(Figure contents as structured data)
====================
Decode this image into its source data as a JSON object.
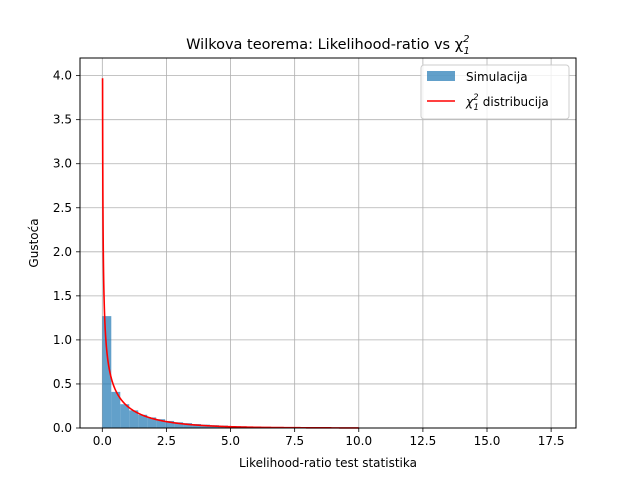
{
  "chart_data": {
    "type": "bar",
    "title": "Wilkova teorema: Likelihood-ratio vs χ",
    "title_math_sup": "2",
    "title_math_sub": "1",
    "xlabel": "Likelihood-ratio test statistika",
    "ylabel": "Gustoća",
    "xlim": [
      -0.87,
      18.47
    ],
    "ylim": [
      0,
      4.2
    ],
    "xticks": [
      0.0,
      2.5,
      5.0,
      7.5,
      10.0,
      12.5,
      15.0,
      17.5
    ],
    "xtick_labels": [
      "0.0",
      "2.5",
      "5.0",
      "7.5",
      "10.0",
      "12.5",
      "15.0",
      "17.5"
    ],
    "yticks": [
      0.0,
      0.5,
      1.0,
      1.5,
      2.0,
      2.5,
      3.0,
      3.5,
      4.0
    ],
    "ytick_labels": [
      "0.0",
      "0.5",
      "1.0",
      "1.5",
      "2.0",
      "2.5",
      "3.0",
      "3.5",
      "4.0"
    ],
    "grid": true,
    "legend_position": "top-right",
    "histogram": {
      "name": "Simulacija",
      "color": "#1f77b4",
      "alpha": 0.7,
      "bin_width": 0.35,
      "bin_start": 0.0,
      "values": [
        1.27,
        0.41,
        0.27,
        0.2,
        0.15,
        0.12,
        0.1,
        0.08,
        0.065,
        0.055,
        0.045,
        0.038,
        0.032,
        0.027,
        0.022,
        0.019,
        0.016,
        0.013,
        0.011,
        0.009,
        0.008,
        0.006,
        0.005,
        0.004,
        0.0035,
        0.003,
        0.0025,
        0.002,
        0.0015,
        0.001,
        0.001,
        0.0008,
        0.0006,
        0.0005,
        0.0004,
        0.0003,
        0.0002,
        0.0002,
        0.0001,
        0.0001,
        0.0001,
        0.0001,
        0.0001,
        0.0001,
        0.0001,
        0.0001,
        0.0001,
        0.0001,
        0.0001,
        0.0001
      ]
    },
    "line": {
      "name": "χ",
      "name_math_sup": "2",
      "name_math_sub": "1",
      "name_suffix": " distribucija",
      "color": "#ff0000",
      "function": "chi2_pdf_df1",
      "x_range": [
        0.01,
        10.0
      ]
    }
  }
}
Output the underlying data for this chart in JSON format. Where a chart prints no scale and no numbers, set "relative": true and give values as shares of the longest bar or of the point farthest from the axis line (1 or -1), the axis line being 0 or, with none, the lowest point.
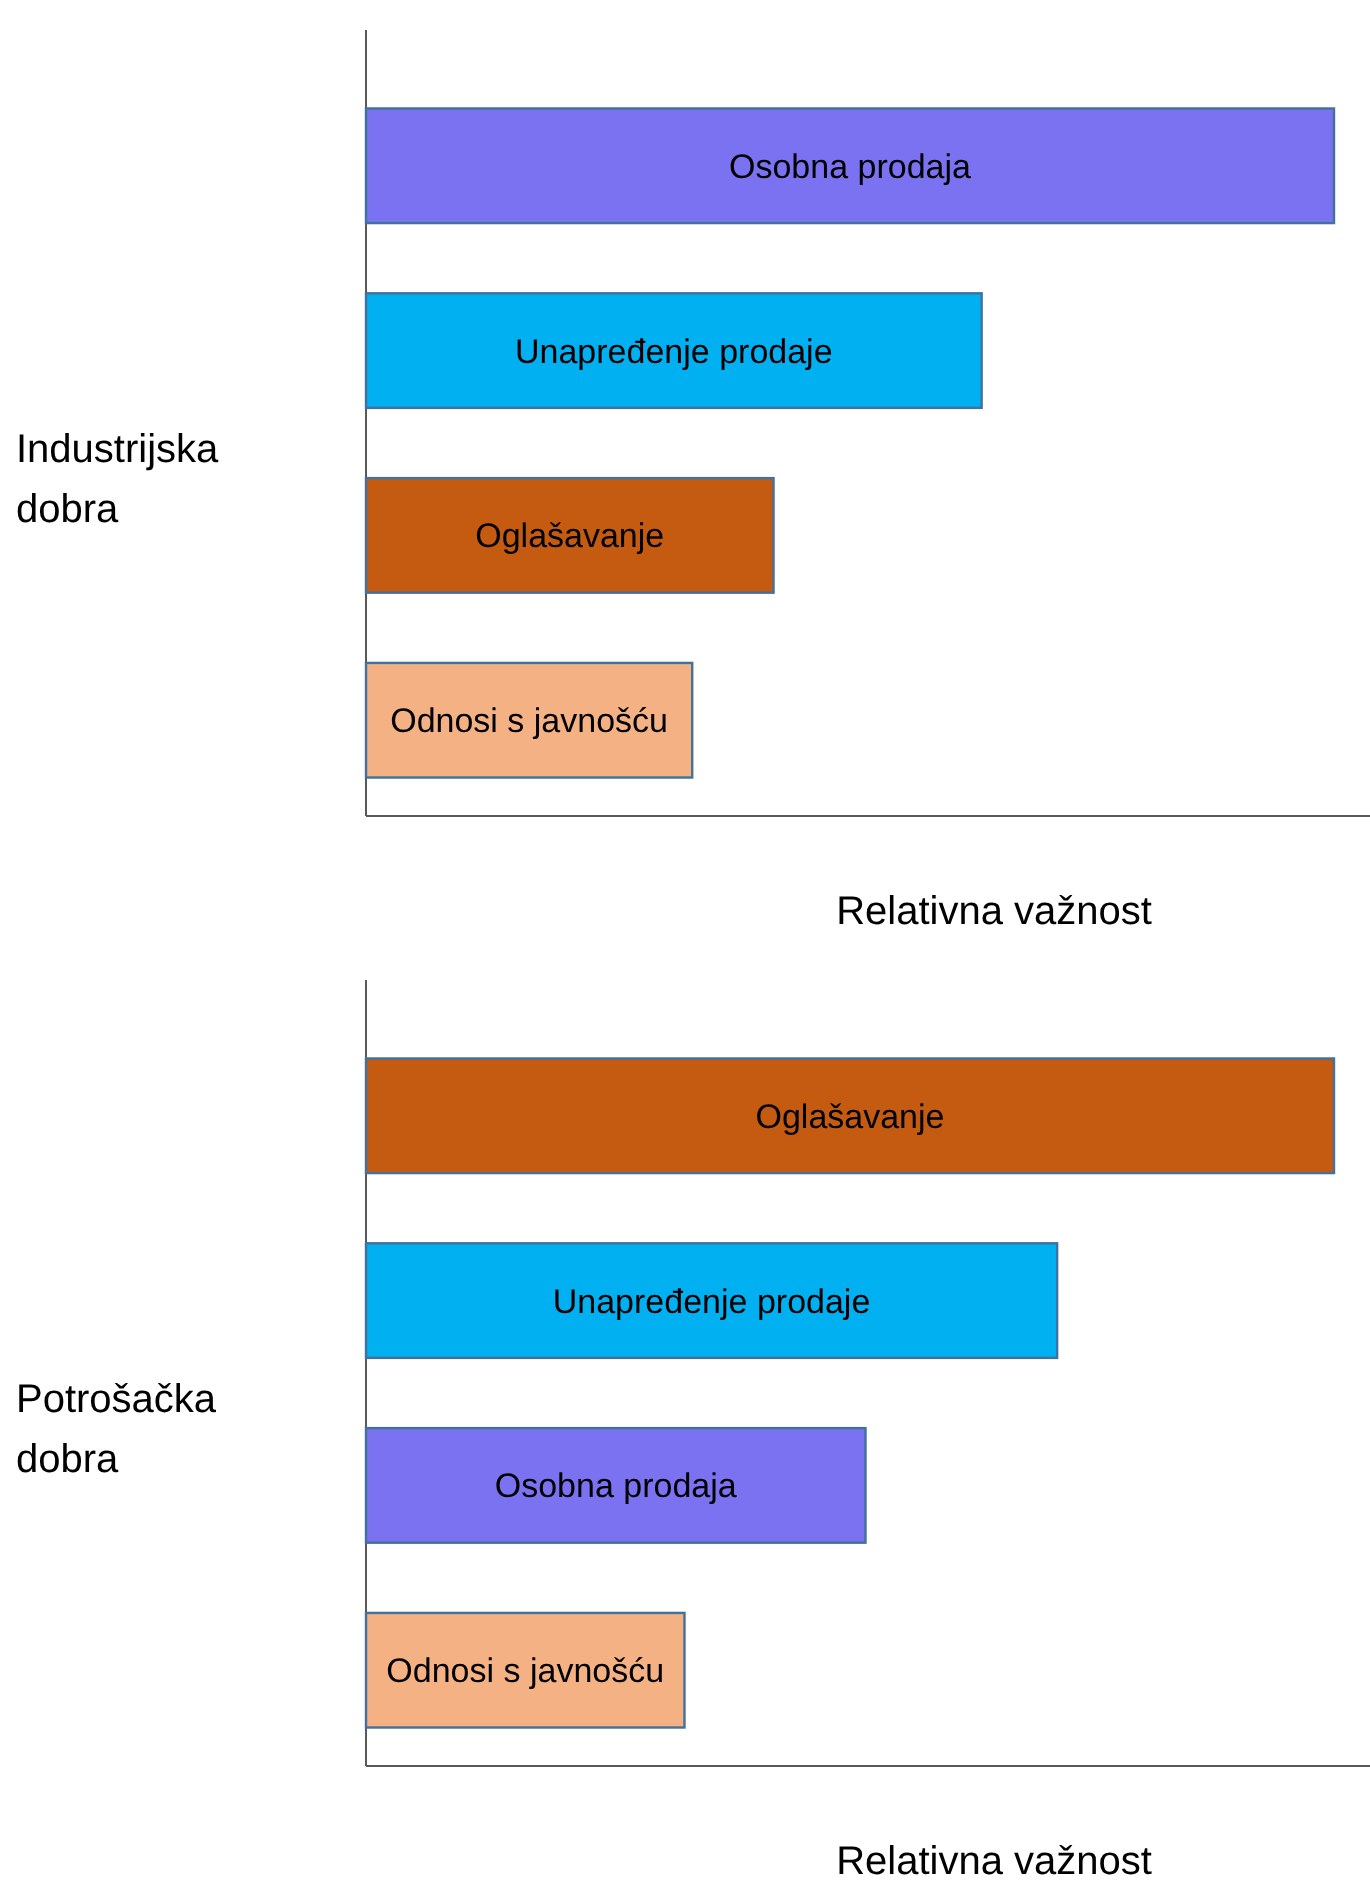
====================
- WHAT IS REQUIRED -
Looking at the listing above, how many of its lines contain the string "this"? Give the number alone.

- WRITTEN SOLUTION -
2